Problem details | Gather every line that includes the word "Economics", please.

Raw data |
▼

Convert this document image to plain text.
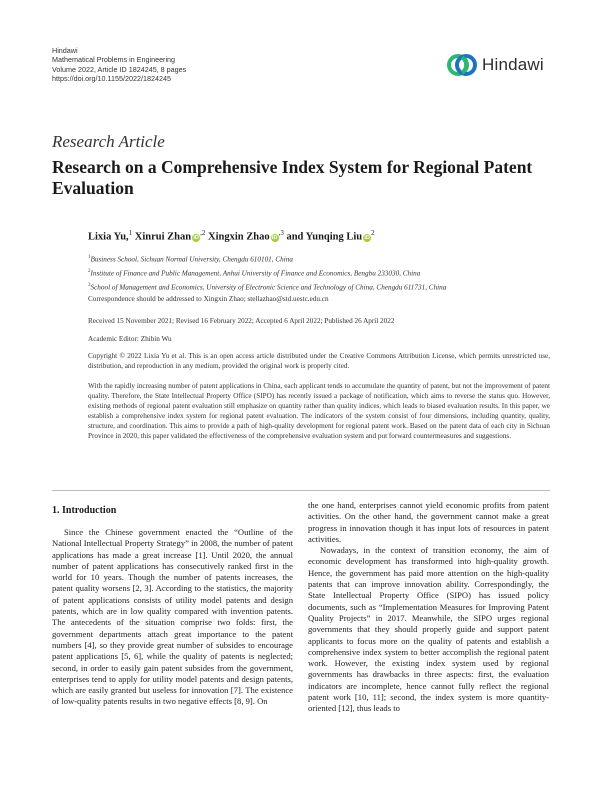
Hindawi
Mathematical Problems in Engineering
Volume 2022, Article ID 1824245, 8 pages
https://doi.org/10.1155/2022/1824245
Hindawi
Research Article
Research on a Comprehensive Index System for Regional Patent Evaluation
Lixia Yu,$^1$ Xinrui Zhan $iD^{,2}$ Xingxin Zhao $iD^{,3}$ and Yunqing Liu $iD^2$
$^1$Business School, Sichuan Normal University, Chengdu 610101, China
$^2$Institute of Finance and Public Management, Anhui University of Finance and Economics, Bengbu 233030, China
$^3$School of Management and Economics, University of Electronic Science and Technology of China, Chengdu 611731, China
Correspondence should be addressed to Xingxin Zhao; stellazhao@std.uestc.edu.cn
Received 15 November 2021; Revised 16 February 2022; Accepted 6 April 2022; Published 26 April 2022
Academic Editor: Zhibin Wu
Copyright © 2022 Lixia Yu et al. This is an open access article distributed under the Creative Commons Attribution License, which permits unrestricted use, distribution, and reproduction in any medium, provided the original work is properly cited.
With the rapidly increasing number of patent applications in China, each applicant tends to accumulate the quantity of patent, but not the improvement of patent quality. Therefore, the State Intellectual Property Office (SIPO) has recently issued a package of notification, which aims to reverse the status quo. However, existing methods of regional patent evaluation still emphasize on quantity rather than quality indices, which leads to biased evaluation results. In this paper, we establish a comprehensive index system for regional patent evaluation. The indicators of the system consist of four dimensions, including quantity, quality, structure, and coordination. This aims to provide a path of high-quality development for regional patent work. Based on the patent data of each city in Sichuan Province in 2020, this paper validated the effectiveness of the comprehensive evaluation system and put forward countermeasures and suggestions.
1. Introduction

Since the Chinese government enacted the “Outline of the National Intellectual Property Strategy” in 2008, the number of patent applications has made a great increase [1]. Until 2020, the annual number of patent applications has consecutively ranked first in the world for 10 years. Though the number of patents increases, the patent quality worsens [2, 3]. According to the statistics, the majority of patent applications consists of utility model patents and design patents, which are in low quality compared with invention patents. The antecedents of the situation comprise two folds: first, the government departments attach great importance to the patent numbers [4], so they provide great number of subsides to encourage patent applications [5, 6], while the quality of patents is neglected; second, in order to easily gain patent subsides from the government, enterprises tend to apply for utility model patents and design patents, which are easily granted but useless for innovation [7]. The existence of low-quality patents results in two negative effects [8, 9]. On

the one hand, enterprises cannot yield economic profits from patent activities. On the other hand, the government cannot make a great progress in innovation though it has input lots of resources in patent activities.

Nowadays, in the context of transition economy, the aim of economic development has transformed into high-quality growth. Hence, the government has paid more attention on the high-quality patents that can improve innovation ability. Correspondingly, the State Intellectual Property Office (SIPO) has issued policy documents, such as “Implementation Measures for Improving Patent Quality Projects” in 2017. Meanwhile, the SIPO urges regional governments that they should properly guide and support patent applicants to focus more on the quality of patents and establish a comprehensive index system to better accomplish the regional patent work. However, the existing index system used by regional governments has drawbacks in three aspects: first, the evaluation indicators are incomplete, hence cannot fully reflect the regional patent work [10, 11]; second, the index system is more quantity-oriented [12], thus leads to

▲

Exercise solution |
$^2$Institute of Finance and Public Management, Anhui University of Finance and Economics, Bengbu 233030, China
$^3$School of Management and Economics, University of Electronic Science and Technology of China, Chengdu 611731, China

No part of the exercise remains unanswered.